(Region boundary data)
Start

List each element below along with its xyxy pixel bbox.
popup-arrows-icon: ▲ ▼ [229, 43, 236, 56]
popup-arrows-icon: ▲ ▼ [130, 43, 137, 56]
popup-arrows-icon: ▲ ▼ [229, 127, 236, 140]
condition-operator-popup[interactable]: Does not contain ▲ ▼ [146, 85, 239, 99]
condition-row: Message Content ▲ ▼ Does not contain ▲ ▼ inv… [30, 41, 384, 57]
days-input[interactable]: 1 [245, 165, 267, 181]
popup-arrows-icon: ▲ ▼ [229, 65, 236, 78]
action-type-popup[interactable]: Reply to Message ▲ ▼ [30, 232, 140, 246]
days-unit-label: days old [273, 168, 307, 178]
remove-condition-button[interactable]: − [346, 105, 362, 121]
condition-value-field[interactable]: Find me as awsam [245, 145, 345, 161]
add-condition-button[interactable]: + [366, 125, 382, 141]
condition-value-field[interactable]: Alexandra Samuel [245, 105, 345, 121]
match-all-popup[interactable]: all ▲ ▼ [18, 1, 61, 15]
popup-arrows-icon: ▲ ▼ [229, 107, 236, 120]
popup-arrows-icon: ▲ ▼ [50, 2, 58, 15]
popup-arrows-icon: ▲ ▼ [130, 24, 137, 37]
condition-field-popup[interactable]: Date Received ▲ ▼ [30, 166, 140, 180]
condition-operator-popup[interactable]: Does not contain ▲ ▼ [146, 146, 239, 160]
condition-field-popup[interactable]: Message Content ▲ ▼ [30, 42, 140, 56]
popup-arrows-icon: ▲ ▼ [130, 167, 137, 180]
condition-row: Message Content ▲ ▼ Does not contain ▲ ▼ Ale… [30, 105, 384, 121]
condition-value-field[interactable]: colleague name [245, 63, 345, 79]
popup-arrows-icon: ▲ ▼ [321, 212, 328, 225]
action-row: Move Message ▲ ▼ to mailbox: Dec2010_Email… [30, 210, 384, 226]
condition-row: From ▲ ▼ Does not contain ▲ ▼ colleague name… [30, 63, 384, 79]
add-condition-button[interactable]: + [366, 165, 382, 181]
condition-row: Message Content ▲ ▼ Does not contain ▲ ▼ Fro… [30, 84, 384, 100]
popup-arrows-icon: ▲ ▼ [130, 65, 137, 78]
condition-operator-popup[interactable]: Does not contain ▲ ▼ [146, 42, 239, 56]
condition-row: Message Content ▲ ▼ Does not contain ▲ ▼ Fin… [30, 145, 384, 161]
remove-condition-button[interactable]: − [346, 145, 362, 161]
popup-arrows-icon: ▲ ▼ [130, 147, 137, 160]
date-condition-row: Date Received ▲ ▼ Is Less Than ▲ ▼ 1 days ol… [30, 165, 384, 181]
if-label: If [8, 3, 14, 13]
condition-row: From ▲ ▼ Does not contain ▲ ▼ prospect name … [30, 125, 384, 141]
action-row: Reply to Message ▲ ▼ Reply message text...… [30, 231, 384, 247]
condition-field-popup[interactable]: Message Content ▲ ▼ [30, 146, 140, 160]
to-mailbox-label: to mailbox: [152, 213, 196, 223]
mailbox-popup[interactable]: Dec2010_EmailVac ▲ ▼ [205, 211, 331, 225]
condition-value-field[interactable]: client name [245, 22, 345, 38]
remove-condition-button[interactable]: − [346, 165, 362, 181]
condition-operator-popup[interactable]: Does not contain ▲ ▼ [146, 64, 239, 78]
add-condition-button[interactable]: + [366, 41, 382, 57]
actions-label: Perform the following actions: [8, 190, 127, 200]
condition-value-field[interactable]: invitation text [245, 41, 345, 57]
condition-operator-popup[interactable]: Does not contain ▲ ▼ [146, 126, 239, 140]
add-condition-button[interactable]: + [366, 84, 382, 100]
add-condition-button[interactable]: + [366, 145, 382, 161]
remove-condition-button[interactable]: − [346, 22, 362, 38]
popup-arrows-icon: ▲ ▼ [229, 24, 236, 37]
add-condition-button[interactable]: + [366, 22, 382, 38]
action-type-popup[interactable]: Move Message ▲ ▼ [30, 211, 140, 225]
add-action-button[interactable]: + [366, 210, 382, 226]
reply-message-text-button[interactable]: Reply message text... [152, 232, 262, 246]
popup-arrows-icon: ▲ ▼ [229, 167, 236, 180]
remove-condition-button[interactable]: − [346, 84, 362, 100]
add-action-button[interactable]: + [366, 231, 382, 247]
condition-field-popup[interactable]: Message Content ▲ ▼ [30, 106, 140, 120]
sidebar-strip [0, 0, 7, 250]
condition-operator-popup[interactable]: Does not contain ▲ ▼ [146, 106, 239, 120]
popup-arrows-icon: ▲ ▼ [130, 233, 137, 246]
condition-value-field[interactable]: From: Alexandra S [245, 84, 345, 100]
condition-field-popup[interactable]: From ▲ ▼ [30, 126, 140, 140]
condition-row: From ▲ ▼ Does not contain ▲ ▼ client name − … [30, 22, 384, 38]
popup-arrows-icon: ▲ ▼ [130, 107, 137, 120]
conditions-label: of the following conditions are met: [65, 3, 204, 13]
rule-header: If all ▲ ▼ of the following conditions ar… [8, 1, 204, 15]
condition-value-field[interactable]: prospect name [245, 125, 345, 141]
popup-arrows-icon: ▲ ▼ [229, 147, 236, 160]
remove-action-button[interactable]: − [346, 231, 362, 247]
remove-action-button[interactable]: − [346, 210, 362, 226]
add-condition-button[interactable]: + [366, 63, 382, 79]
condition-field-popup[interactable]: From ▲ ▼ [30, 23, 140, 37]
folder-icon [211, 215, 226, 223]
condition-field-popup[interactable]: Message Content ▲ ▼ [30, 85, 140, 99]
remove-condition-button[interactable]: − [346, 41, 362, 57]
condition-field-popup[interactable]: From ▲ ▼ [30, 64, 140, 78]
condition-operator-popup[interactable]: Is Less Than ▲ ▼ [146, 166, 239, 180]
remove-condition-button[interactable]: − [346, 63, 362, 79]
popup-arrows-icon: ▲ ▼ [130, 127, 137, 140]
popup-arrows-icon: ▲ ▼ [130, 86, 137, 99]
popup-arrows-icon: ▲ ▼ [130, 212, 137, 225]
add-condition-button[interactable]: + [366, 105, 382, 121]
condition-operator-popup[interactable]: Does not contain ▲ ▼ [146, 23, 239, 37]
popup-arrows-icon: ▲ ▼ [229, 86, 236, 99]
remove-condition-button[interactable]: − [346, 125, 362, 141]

End

→ **Requirements**
Substitute "Message Body" for "Message Content" throughout the material above, and give back every line with nothing else changed.

→ **Solved exercise**
List each element below along with its xyxy pixel bbox.
popup-arrows-icon: ▲ ▼ [229, 43, 236, 56]
popup-arrows-icon: ▲ ▼ [130, 43, 137, 56]
popup-arrows-icon: ▲ ▼ [229, 127, 236, 140]
condition-operator-popup[interactable]: Does not contain ▲ ▼ [146, 85, 239, 99]
condition-row: Message Body ▲ ▼ Does not contain ▲ ▼ inv… [30, 41, 384, 57]
days-input[interactable]: 1 [245, 165, 267, 181]
popup-arrows-icon: ▲ ▼ [229, 65, 236, 78]
action-type-popup[interactable]: Reply to Message ▲ ▼ [30, 232, 140, 246]
days-unit-label: days old [273, 168, 307, 178]
remove-condition-button[interactable]: − [346, 105, 362, 121]
condition-value-field[interactable]: Find me as awsam [245, 145, 345, 161]
add-condition-button[interactable]: + [366, 125, 382, 141]
condition-value-field[interactable]: Alexandra Samuel [245, 105, 345, 121]
match-all-popup[interactable]: all ▲ ▼ [18, 1, 61, 15]
popup-arrows-icon: ▲ ▼ [229, 107, 236, 120]
popup-arrows-icon: ▲ ▼ [50, 2, 58, 15]
popup-arrows-icon: ▲ ▼ [130, 24, 137, 37]
condition-field-popup[interactable]: Date Received ▲ ▼ [30, 166, 140, 180]
condition-operator-popup[interactable]: Does not contain ▲ ▼ [146, 146, 239, 160]
condition-field-popup[interactable]: Message Body ▲ ▼ [30, 42, 140, 56]
popup-arrows-icon: ▲ ▼ [130, 167, 137, 180]
condition-row: Message Body ▲ ▼ Does not contain ▲ ▼ Ale… [30, 105, 384, 121]
condition-value-field[interactable]: colleague name [245, 63, 345, 79]
popup-arrows-icon: ▲ ▼ [321, 212, 328, 225]
action-row: Move Message ▲ ▼ to mailbox: Dec2010_Email… [30, 210, 384, 226]
condition-row: From ▲ ▼ Does not contain ▲ ▼ colleague name… [30, 63, 384, 79]
add-condition-button[interactable]: + [366, 165, 382, 181]
condition-row: Message Body ▲ ▼ Does not contain ▲ ▼ Fro… [30, 84, 384, 100]
popup-arrows-icon: ▲ ▼ [130, 65, 137, 78]
condition-operator-popup[interactable]: Does not contain ▲ ▼ [146, 42, 239, 56]
condition-row: Message Body ▲ ▼ Does not contain ▲ ▼ Fin… [30, 145, 384, 161]
remove-condition-button[interactable]: − [346, 145, 362, 161]
popup-arrows-icon: ▲ ▼ [130, 147, 137, 160]
date-condition-row: Date Received ▲ ▼ Is Less Than ▲ ▼ 1 days ol… [30, 165, 384, 181]
if-label: If [8, 3, 14, 13]
condition-row: From ▲ ▼ Does not contain ▲ ▼ prospect name … [30, 125, 384, 141]
action-row: Reply to Message ▲ ▼ Reply message text...… [30, 231, 384, 247]
condition-field-popup[interactable]: Message Body ▲ ▼ [30, 146, 140, 160]
to-mailbox-label: to mailbox: [152, 213, 196, 223]
mailbox-popup[interactable]: Dec2010_EmailVac ▲ ▼ [205, 211, 331, 225]
condition-value-field[interactable]: client name [245, 22, 345, 38]
remove-condition-button[interactable]: − [346, 165, 362, 181]
condition-operator-popup[interactable]: Does not contain ▲ ▼ [146, 64, 239, 78]
add-condition-button[interactable]: + [366, 41, 382, 57]
actions-label: Perform the following actions: [8, 190, 127, 200]
condition-value-field[interactable]: invitation text [245, 41, 345, 57]
condition-operator-popup[interactable]: Does not contain ▲ ▼ [146, 126, 239, 140]
add-condition-button[interactable]: + [366, 84, 382, 100]
add-condition-button[interactable]: + [366, 145, 382, 161]
remove-condition-button[interactable]: − [346, 22, 362, 38]
popup-arrows-icon: ▲ ▼ [229, 24, 236, 37]
add-condition-button[interactable]: + [366, 22, 382, 38]
action-type-popup[interactable]: Move Message ▲ ▼ [30, 211, 140, 225]
add-action-button[interactable]: + [366, 210, 382, 226]
reply-message-text-button[interactable]: Reply message text... [152, 232, 262, 246]
popup-arrows-icon: ▲ ▼ [229, 167, 236, 180]
remove-condition-button[interactable]: − [346, 84, 362, 100]
add-action-button[interactable]: + [366, 231, 382, 247]
condition-field-popup[interactable]: Message Body ▲ ▼ [30, 106, 140, 120]
sidebar-strip [0, 0, 7, 250]
condition-operator-popup[interactable]: Does not contain ▲ ▼ [146, 106, 239, 120]
popup-arrows-icon: ▲ ▼ [130, 233, 137, 246]
condition-value-field[interactable]: From: Alexandra S [245, 84, 345, 100]
condition-field-popup[interactable]: From ▲ ▼ [30, 126, 140, 140]
condition-row: From ▲ ▼ Does not contain ▲ ▼ client name − … [30, 22, 384, 38]
popup-arrows-icon: ▲ ▼ [130, 107, 137, 120]
conditions-label: of the following conditions are met: [65, 3, 204, 13]
rule-header: If all ▲ ▼ of the following conditions ar… [8, 1, 204, 15]
condition-value-field[interactable]: prospect name [245, 125, 345, 141]
popup-arrows-icon: ▲ ▼ [229, 147, 236, 160]
remove-action-button[interactable]: − [346, 231, 362, 247]
remove-action-button[interactable]: − [346, 210, 362, 226]
add-condition-button[interactable]: + [366, 63, 382, 79]
condition-field-popup[interactable]: From ▲ ▼ [30, 23, 140, 37]
folder-icon [211, 215, 226, 223]
condition-field-popup[interactable]: Message Body ▲ ▼ [30, 85, 140, 99]
remove-condition-button[interactable]: − [346, 41, 362, 57]
condition-field-popup[interactable]: From ▲ ▼ [30, 64, 140, 78]
condition-operator-popup[interactable]: Is Less Than ▲ ▼ [146, 166, 239, 180]
remove-condition-button[interactable]: − [346, 63, 362, 79]
popup-arrows-icon: ▲ ▼ [130, 127, 137, 140]
popup-arrows-icon: ▲ ▼ [130, 86, 137, 99]
popup-arrows-icon: ▲ ▼ [130, 212, 137, 225]
add-condition-button[interactable]: + [366, 105, 382, 121]
condition-operator-popup[interactable]: Does not contain ▲ ▼ [146, 23, 239, 37]
popup-arrows-icon: ▲ ▼ [229, 86, 236, 99]
remove-condition-button[interactable]: − [346, 125, 362, 141]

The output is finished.